EXERCISE REQUIREMENTS
Look through the material below and give the number of lines holding "durch", with no other words.
++++++++++++++++++++
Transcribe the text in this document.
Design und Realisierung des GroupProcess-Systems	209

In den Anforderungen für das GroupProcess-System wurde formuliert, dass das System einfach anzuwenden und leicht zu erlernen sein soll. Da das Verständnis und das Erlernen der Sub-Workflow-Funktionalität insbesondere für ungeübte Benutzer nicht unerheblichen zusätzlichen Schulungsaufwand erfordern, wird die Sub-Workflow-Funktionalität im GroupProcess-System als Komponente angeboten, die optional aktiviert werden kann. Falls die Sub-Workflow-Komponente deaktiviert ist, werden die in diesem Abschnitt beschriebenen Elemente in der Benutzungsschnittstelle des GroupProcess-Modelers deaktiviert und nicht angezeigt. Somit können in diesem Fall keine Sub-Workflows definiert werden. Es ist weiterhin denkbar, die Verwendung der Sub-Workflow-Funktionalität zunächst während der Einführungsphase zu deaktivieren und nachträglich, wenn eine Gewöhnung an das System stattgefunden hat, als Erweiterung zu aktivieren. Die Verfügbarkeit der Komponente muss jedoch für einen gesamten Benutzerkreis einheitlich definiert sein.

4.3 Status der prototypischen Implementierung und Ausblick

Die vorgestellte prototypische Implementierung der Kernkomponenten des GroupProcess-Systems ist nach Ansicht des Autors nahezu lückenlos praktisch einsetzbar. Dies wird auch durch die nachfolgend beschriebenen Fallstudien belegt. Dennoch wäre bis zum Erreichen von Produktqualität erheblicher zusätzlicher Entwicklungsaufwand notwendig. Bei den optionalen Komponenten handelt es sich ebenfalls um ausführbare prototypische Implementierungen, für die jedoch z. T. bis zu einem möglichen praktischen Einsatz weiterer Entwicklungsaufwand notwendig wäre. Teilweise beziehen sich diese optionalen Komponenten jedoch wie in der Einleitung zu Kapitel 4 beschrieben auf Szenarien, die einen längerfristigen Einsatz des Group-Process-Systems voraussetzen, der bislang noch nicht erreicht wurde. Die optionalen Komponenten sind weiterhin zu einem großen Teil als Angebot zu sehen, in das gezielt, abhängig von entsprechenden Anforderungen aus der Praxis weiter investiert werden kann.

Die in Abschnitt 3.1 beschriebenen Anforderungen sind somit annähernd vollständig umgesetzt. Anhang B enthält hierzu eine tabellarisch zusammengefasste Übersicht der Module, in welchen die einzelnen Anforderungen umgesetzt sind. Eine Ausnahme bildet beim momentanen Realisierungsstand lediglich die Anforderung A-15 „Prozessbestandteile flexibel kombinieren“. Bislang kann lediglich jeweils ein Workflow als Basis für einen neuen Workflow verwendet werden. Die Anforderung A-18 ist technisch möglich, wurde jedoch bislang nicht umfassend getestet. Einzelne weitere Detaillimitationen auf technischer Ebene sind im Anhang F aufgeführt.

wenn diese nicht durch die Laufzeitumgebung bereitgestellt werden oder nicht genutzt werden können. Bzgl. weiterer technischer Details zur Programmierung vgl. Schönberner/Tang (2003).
++++++++++++++++++++
EXERCISE RESULT
2